Stated task: Would you transcribe the listing that follows, character for character, and omit its images?

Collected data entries
▬▬▬▬▬▬▬▬▬▬

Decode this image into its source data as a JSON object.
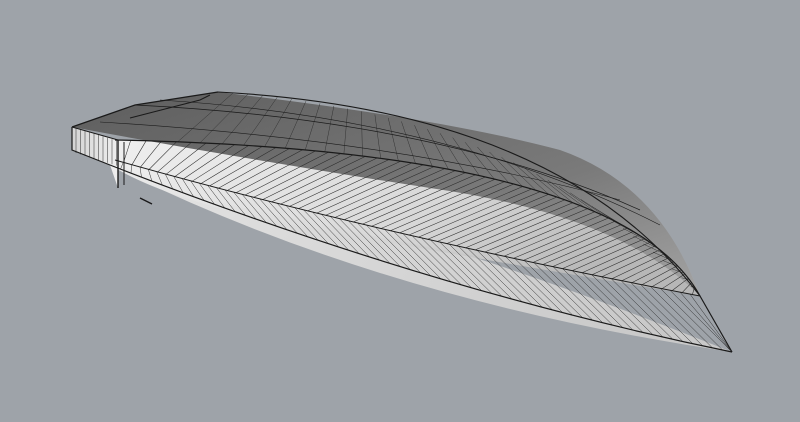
{
  "viewport": {
    "background": "#9ea3a9",
    "projection": "perspective",
    "display_mode": "shaded-with-isocurves"
  },
  "model": {
    "object_type": "boat-hull",
    "surfaces": [
      "transom",
      "deck",
      "topside-port",
      "bottom-port"
    ],
    "colors": {
      "deck_top": "#6e6e6e",
      "deck_bottom": "#9c9c9c",
      "side_light": "#ececec",
      "side_dark": "#b9b9b9",
      "bottom_light": "#e8e8e8",
      "bottom_dark": "#c6c6c6",
      "transom": "#dcdcdc",
      "edge": "#1a1a1a",
      "isocurve": "#2b2b2b"
    }
  }
}
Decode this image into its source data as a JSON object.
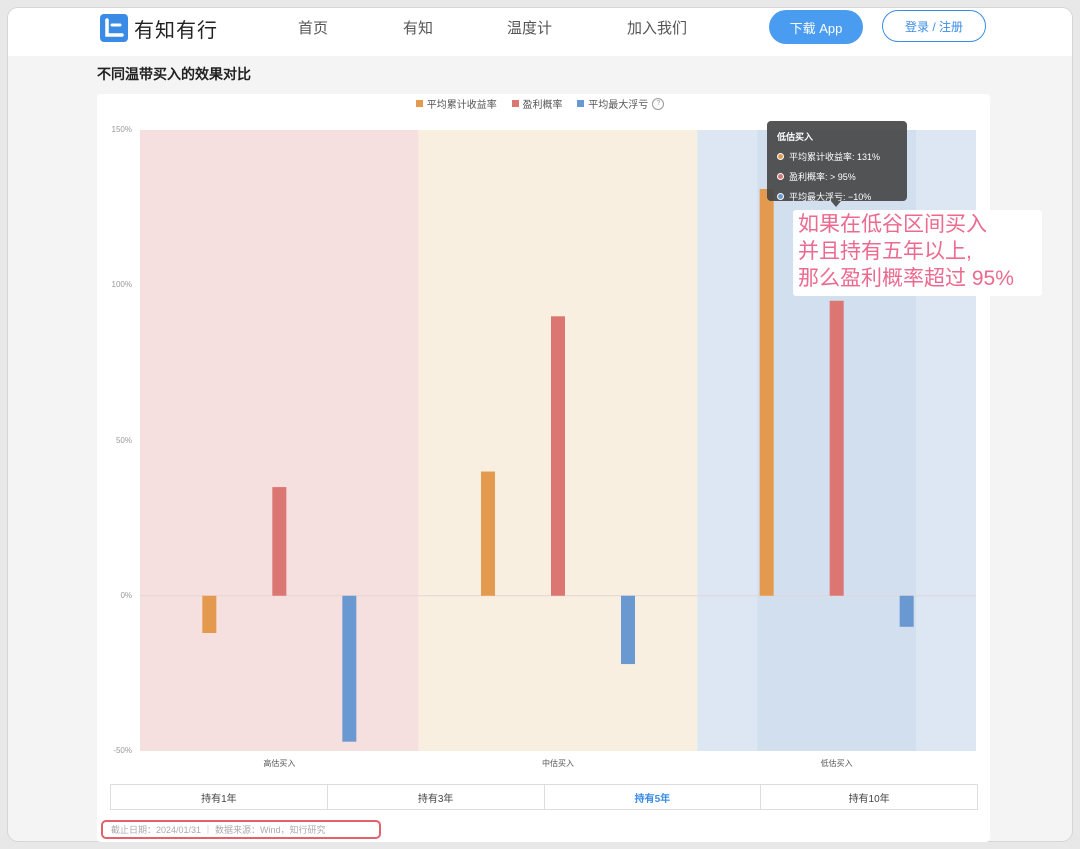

▬▬▬▬▬▬▬▬▬▬

Exercise solution:
Decode this image into its source data as a JSON object.
{
  "viewport": {
    "background": "#9ea3a9",
    "projection": "perspective",
    "display_mode": "shaded-with-isocurves"
  },
  "model": {
    "object_type": "boat-hull",
    "surfaces": [
      "transom",
      "deck",
      "topside-port",
      "bottom-port"
    ],
    "colors": {
      "deck_top": "#6e6e6e",
      "deck_bottom": "#9c9c9c",
      "side_light": "#ececec",
      "side_dark": "#b9b9b9",
      "bottom_light": "#e8e8e8",
      "bottom_dark": "#c6c6c6",
      "transom": "#dcdcdc",
      "edge": "#1a1a1a",
      "isocurve": "#2b2b2b"
    }
  }
}
Decode this image into its source data as a JSON object.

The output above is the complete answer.